What you need to do: Check each line of the material. Copy those containing "which".

┌─ Provided entries

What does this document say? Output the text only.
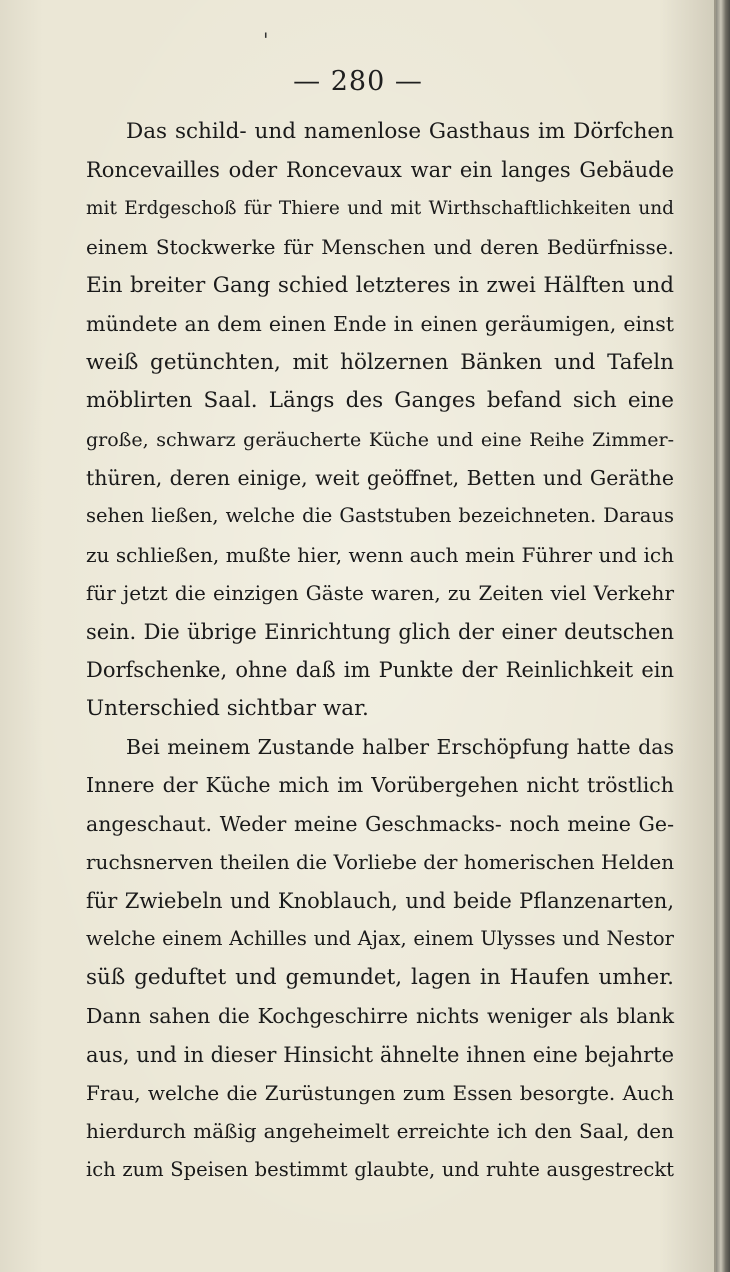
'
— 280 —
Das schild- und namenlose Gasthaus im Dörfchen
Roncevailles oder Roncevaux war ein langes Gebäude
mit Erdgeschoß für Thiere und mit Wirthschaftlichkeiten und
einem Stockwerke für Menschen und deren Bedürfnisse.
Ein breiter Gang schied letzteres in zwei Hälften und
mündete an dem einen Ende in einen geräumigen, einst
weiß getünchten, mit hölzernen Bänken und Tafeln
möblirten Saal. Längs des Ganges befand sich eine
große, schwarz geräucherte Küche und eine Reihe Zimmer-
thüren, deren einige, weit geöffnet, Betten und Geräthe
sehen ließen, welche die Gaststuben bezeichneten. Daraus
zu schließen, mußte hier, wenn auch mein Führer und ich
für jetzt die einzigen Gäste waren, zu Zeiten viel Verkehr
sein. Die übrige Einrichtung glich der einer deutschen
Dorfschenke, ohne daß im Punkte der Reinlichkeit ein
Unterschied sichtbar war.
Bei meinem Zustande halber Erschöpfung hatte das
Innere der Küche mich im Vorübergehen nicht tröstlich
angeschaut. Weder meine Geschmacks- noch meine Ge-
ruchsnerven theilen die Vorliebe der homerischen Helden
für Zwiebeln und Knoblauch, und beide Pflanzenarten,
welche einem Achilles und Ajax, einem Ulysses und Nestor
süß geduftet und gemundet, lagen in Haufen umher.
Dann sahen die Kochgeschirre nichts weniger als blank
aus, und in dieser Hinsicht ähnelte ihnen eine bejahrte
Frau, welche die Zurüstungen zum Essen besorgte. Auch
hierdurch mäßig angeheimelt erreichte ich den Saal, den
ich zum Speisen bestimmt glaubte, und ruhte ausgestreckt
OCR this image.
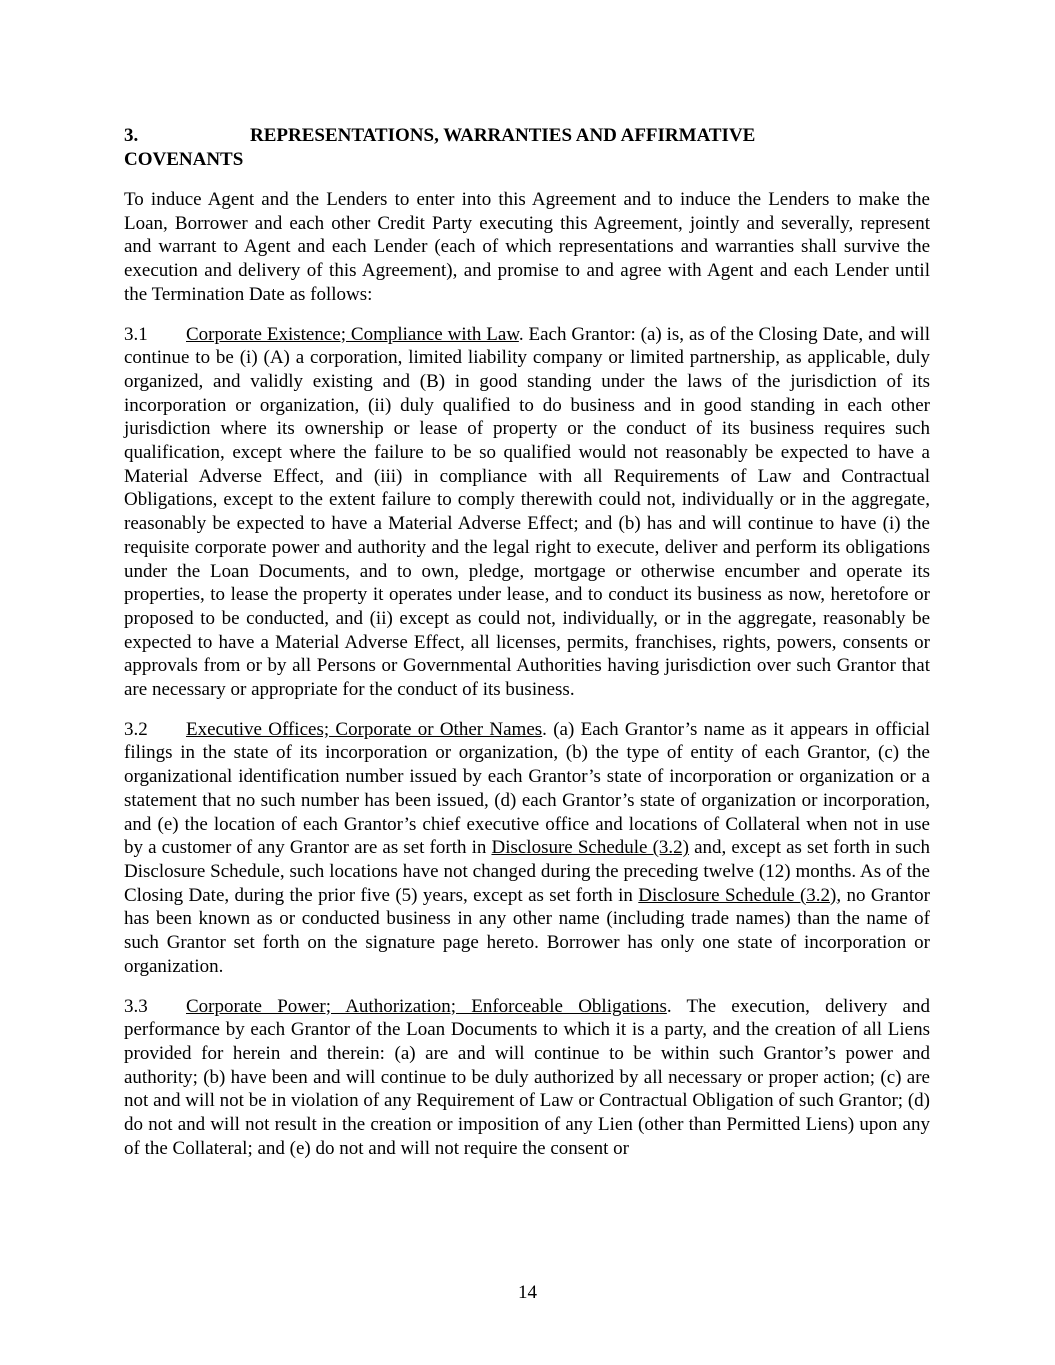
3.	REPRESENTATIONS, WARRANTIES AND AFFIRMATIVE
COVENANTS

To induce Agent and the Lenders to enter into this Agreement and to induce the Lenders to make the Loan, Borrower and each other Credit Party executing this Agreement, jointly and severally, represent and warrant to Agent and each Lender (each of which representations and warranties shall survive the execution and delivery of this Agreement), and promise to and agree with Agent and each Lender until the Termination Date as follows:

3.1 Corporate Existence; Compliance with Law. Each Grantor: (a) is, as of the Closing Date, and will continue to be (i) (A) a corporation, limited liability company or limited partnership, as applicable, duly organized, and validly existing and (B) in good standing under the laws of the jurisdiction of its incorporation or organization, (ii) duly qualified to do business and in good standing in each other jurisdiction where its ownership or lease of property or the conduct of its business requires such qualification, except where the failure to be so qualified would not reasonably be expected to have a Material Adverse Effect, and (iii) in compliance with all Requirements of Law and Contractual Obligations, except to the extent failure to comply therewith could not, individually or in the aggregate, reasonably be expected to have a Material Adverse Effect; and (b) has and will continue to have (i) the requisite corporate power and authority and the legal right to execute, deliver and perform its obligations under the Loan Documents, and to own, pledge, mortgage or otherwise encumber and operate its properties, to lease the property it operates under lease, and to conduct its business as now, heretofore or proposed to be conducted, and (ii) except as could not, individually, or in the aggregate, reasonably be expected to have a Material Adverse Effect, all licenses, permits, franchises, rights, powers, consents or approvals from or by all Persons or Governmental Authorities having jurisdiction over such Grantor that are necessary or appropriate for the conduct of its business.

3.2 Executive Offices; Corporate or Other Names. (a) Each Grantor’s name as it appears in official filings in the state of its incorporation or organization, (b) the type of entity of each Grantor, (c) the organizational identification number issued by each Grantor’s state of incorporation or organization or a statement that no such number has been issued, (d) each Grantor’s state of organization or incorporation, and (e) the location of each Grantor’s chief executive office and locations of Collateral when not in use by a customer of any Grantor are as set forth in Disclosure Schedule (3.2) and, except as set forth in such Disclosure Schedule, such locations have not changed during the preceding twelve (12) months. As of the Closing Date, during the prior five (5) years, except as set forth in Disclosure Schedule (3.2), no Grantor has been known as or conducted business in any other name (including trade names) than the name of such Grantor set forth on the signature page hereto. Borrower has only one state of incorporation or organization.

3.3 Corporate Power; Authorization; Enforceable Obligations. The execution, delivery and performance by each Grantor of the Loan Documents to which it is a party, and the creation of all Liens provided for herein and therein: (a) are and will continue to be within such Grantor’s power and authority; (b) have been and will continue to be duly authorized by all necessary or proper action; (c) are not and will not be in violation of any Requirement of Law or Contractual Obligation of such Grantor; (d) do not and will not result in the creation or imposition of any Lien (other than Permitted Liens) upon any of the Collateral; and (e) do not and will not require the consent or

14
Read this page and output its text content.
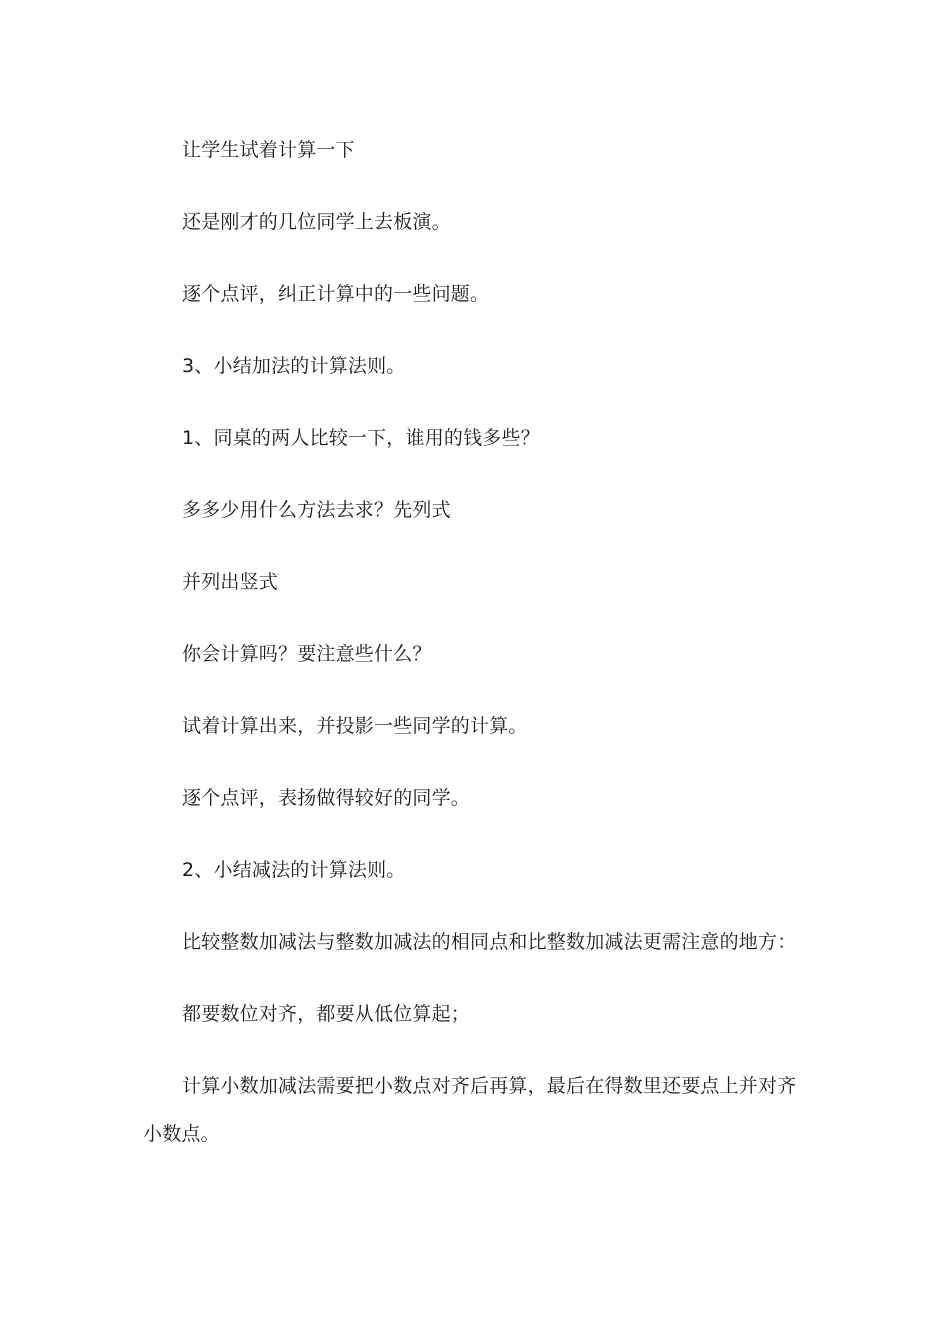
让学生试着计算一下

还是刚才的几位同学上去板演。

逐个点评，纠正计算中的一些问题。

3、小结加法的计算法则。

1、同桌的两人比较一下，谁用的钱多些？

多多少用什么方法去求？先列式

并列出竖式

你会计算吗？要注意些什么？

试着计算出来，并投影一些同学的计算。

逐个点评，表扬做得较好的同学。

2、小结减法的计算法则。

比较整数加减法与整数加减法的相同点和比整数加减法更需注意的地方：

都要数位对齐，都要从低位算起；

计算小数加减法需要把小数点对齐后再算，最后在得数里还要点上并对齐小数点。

└─

Exercise result:
To induce Agent and the Lenders to enter into this Agreement and to induce the Lenders to make the Loan, Borrower and each other Credit Party executing this Agreement, jointly and severally, represent and warrant to Agent and each Lender (each of which representations and warranties shall survive the execution and delivery of this Agreement), and promise to and agree with Agent and each Lender until the Termination Date as follows:
3.3 Corporate Power; Authorization; Enforceable Obligations. The execution, delivery and performance by each Grantor of the Loan Documents to which it is a party, and the creation of all Liens provided for herein and therein: (a) are and will continue to be within such Grantor’s power and authority; (b) have been and will continue to be duly authorized by all necessary or proper action; (c) are not and will not be in violation of any Requirement of Law or Contractual Obligation of such Grantor; (d) do not and will not result in the creation or imposition of any Lien (other than Permitted Liens) upon any of the Collateral; and (e) do not and will not require the consent or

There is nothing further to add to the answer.